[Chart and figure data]

************

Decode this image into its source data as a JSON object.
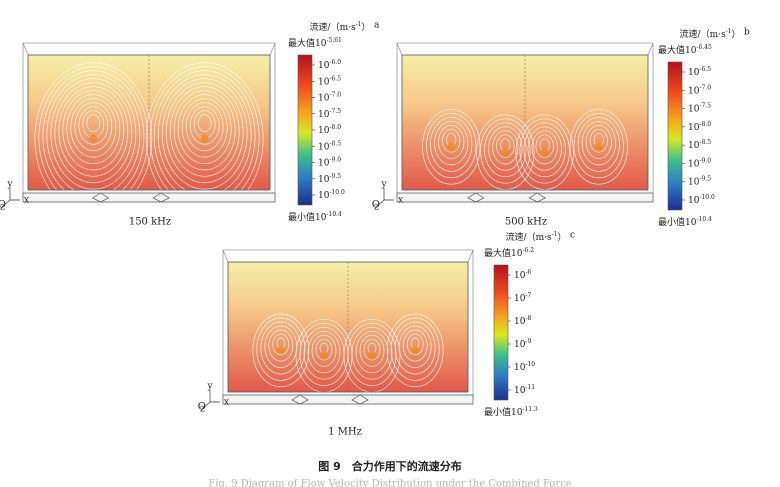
{
  "panels": [
    {
      "letter": "a",
      "caption": "150 kHz",
      "unit": {
        "prefix": "流速/（m·s",
        "exp": "-1",
        "suffix": "）"
      },
      "max": {
        "prefix": "最大值",
        "base": "10",
        "exp": "-5.61"
      },
      "ticks": [
        {
          "base": "10",
          "exp": "-6.0"
        },
        {
          "base": "10",
          "exp": "-6.5"
        },
        {
          "base": "10",
          "exp": "-7.0"
        },
        {
          "base": "10",
          "exp": "-7.5"
        },
        {
          "base": "10",
          "exp": "-8.0"
        },
        {
          "base": "10",
          "exp": "-8.5"
        },
        {
          "base": "10",
          "exp": "-9.0"
        },
        {
          "base": "10",
          "exp": "-9.5"
        },
        {
          "base": "10",
          "exp": "-10.0"
        }
      ],
      "min": {
        "prefix": "最小值",
        "base": "10",
        "exp": "-10.4"
      },
      "axes": {
        "y": "y",
        "z": "z",
        "x": "x",
        "o": "O"
      }
    },
    {
      "letter": "b",
      "caption": "500 kHz",
      "unit": {
        "prefix": "流速/（m·s",
        "exp": "-1",
        "suffix": "）"
      },
      "max": {
        "prefix": "最大值",
        "base": "10",
        "exp": "-6.45"
      },
      "ticks": [
        {
          "base": "10",
          "exp": "-6.5"
        },
        {
          "base": "10",
          "exp": "-7.0"
        },
        {
          "base": "10",
          "exp": "-7.5"
        },
        {
          "base": "10",
          "exp": "-8.0"
        },
        {
          "base": "10",
          "exp": "-8.5"
        },
        {
          "base": "10",
          "exp": "-9.0"
        },
        {
          "base": "10",
          "exp": "-9.5"
        },
        {
          "base": "10",
          "exp": "-10.0"
        }
      ],
      "min": {
        "prefix": "最小值",
        "base": "10",
        "exp": "-10.4"
      },
      "axes": {
        "y": "y",
        "z": "z",
        "x": "x",
        "o": "O"
      }
    },
    {
      "letter": "c",
      "caption": "1 MHz",
      "unit": {
        "prefix": "流速/（m·s",
        "exp": "-1",
        "suffix": "）"
      },
      "max": {
        "prefix": "最大值",
        "base": "10",
        "exp": "-6.2"
      },
      "ticks": [
        {
          "base": "10",
          "exp": "-6"
        },
        {
          "base": "10",
          "exp": "-7"
        },
        {
          "base": "10",
          "exp": "-8"
        },
        {
          "base": "10",
          "exp": "-9"
        },
        {
          "base": "10",
          "exp": "-10"
        },
        {
          "base": "10",
          "exp": "-11"
        }
      ],
      "min": {
        "prefix": "最小值",
        "base": "10",
        "exp": "-11.3"
      },
      "axes": {
        "y": "y",
        "z": "z",
        "x": "x",
        "o": "O"
      }
    }
  ],
  "figure": {
    "title": "图 9　合力作用下的流速分布",
    "title_en": "Fig. 9  Diagram of Flow Velocity Distribution under the Combined Force"
  }
}
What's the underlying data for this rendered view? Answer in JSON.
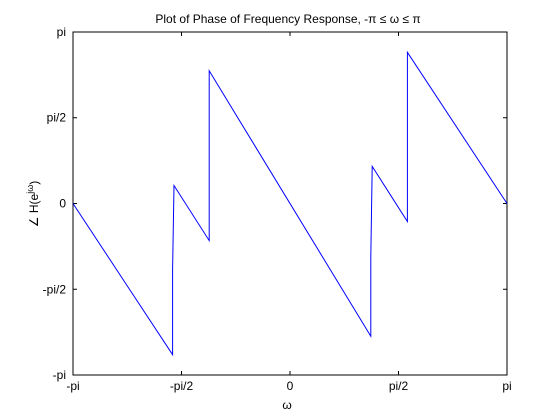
{
  "chart_data": {
    "type": "line",
    "title": "Plot of Phase of Frequency Response, -π ≤ ω ≤ π",
    "xlabel": "ω",
    "ylabel": "∠ H(e^jω)",
    "xlim": [
      -3.14159,
      3.14159
    ],
    "ylim": [
      -3.14159,
      3.14159
    ],
    "x_ticks": [
      {
        "value": -3.14159,
        "label": "-pi"
      },
      {
        "value": -1.5708,
        "label": "-pi/2"
      },
      {
        "value": 0,
        "label": "0"
      },
      {
        "value": 1.5708,
        "label": "pi/2"
      },
      {
        "value": 3.14159,
        "label": "pi"
      }
    ],
    "y_ticks": [
      {
        "value": -3.14159,
        "label": "-pi"
      },
      {
        "value": -1.5708,
        "label": "-pi/2"
      },
      {
        "value": 0,
        "label": "0"
      },
      {
        "value": 1.5708,
        "label": "pi/2"
      },
      {
        "value": 3.14159,
        "label": "pi"
      }
    ],
    "grid": false,
    "line_color": "#0000ff",
    "series": [
      {
        "x": [
          -3.14159,
          -1.7,
          -1.7,
          -1.68,
          -1.17,
          -1.17,
          1.17,
          1.17,
          1.19,
          1.7,
          1.7,
          3.14159
        ],
        "y": [
          0,
          -2.77,
          -1.2,
          0.33,
          -0.68,
          2.43,
          -2.43,
          -1.0,
          0.68,
          -0.33,
          2.77,
          0
        ]
      }
    ]
  }
}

************

* Problem to work on:
Pictures in the records above should not be copied. Repeat everything else exactly.

* Task answer:
Decode this image into its source data as a JSON object.
{
  "panels": [
    {
      "letter": "a",
      "caption": "150 kHz",
      "unit": {
        "prefix": "流速/（m·s",
        "exp": "-1",
        "suffix": "）"
      },
      "max": {
        "prefix": "最大值",
        "base": "10",
        "exp": "-5.61"
      },
      "ticks": [
        {
          "base": "10",
          "exp": "-6.0"
        },
        {
          "base": "10",
          "exp": "-6.5"
        },
        {
          "base": "10",
          "exp": "-7.0"
        },
        {
          "base": "10",
          "exp": "-7.5"
        },
        {
          "base": "10",
          "exp": "-8.0"
        },
        {
          "base": "10",
          "exp": "-8.5"
        },
        {
          "base": "10",
          "exp": "-9.0"
        },
        {
          "base": "10",
          "exp": "-9.5"
        },
        {
          "base": "10",
          "exp": "-10.0"
        }
      ],
      "min": {
        "prefix": "最小值",
        "base": "10",
        "exp": "-10.4"
      },
      "axes": {
        "y": "y",
        "z": "z",
        "x": "x",
        "o": "O"
      }
    },
    {
      "letter": "b",
      "caption": "500 kHz",
      "unit": {
        "prefix": "流速/（m·s",
        "exp": "-1",
        "suffix": "）"
      },
      "max": {
        "prefix": "最大值",
        "base": "10",
        "exp": "-6.45"
      },
      "ticks": [
        {
          "base": "10",
          "exp": "-6.5"
        },
        {
          "base": "10",
          "exp": "-7.0"
        },
        {
          "base": "10",
          "exp": "-7.5"
        },
        {
          "base": "10",
          "exp": "-8.0"
        },
        {
          "base": "10",
          "exp": "-8.5"
        },
        {
          "base": "10",
          "exp": "-9.0"
        },
        {
          "base": "10",
          "exp": "-9.5"
        },
        {
          "base": "10",
          "exp": "-10.0"
        }
      ],
      "min": {
        "prefix": "最小值",
        "base": "10",
        "exp": "-10.4"
      },
      "axes": {
        "y": "y",
        "z": "z",
        "x": "x",
        "o": "O"
      }
    },
    {
      "letter": "c",
      "caption": "1 MHz",
      "unit": {
        "prefix": "流速/（m·s",
        "exp": "-1",
        "suffix": "）"
      },
      "max": {
        "prefix": "最大值",
        "base": "10",
        "exp": "-6.2"
      },
      "ticks": [
        {
          "base": "10",
          "exp": "-6"
        },
        {
          "base": "10",
          "exp": "-7"
        },
        {
          "base": "10",
          "exp": "-8"
        },
        {
          "base": "10",
          "exp": "-9"
        },
        {
          "base": "10",
          "exp": "-10"
        },
        {
          "base": "10",
          "exp": "-11"
        }
      ],
      "min": {
        "prefix": "最小值",
        "base": "10",
        "exp": "-11.3"
      },
      "axes": {
        "y": "y",
        "z": "z",
        "x": "x",
        "o": "O"
      }
    }
  ],
  "figure": {
    "title": "图 9　合力作用下的流速分布",
    "title_en": "Fig. 9  Diagram of Flow Velocity Distribution under the Combined Force"
  }
}
What's the underlying data for this rendered view? Answer in JSON.
{
  "chart_data": {
    "type": "line",
    "title": "Plot of Phase of Frequency Response, -π ≤ ω ≤ π",
    "xlabel": "ω",
    "ylabel": "∠ H(e^jω)",
    "xlim": [
      -3.14159,
      3.14159
    ],
    "ylim": [
      -3.14159,
      3.14159
    ],
    "x_ticks": [
      {
        "value": -3.14159,
        "label": "-pi"
      },
      {
        "value": -1.5708,
        "label": "-pi/2"
      },
      {
        "value": 0,
        "label": "0"
      },
      {
        "value": 1.5708,
        "label": "pi/2"
      },
      {
        "value": 3.14159,
        "label": "pi"
      }
    ],
    "y_ticks": [
      {
        "value": -3.14159,
        "label": "-pi"
      },
      {
        "value": -1.5708,
        "label": "-pi/2"
      },
      {
        "value": 0,
        "label": "0"
      },
      {
        "value": 1.5708,
        "label": "pi/2"
      },
      {
        "value": 3.14159,
        "label": "pi"
      }
    ],
    "grid": false,
    "line_color": "#0000ff",
    "series": [
      {
        "x": [
          -3.14159,
          -1.7,
          -1.7,
          -1.68,
          -1.17,
          -1.17,
          1.17,
          1.17,
          1.19,
          1.7,
          1.7,
          3.14159
        ],
        "y": [
          0,
          -2.77,
          -1.2,
          0.33,
          -0.68,
          2.43,
          -2.43,
          -1.0,
          0.68,
          -0.33,
          2.77,
          0
        ]
      }
    ]
  }
}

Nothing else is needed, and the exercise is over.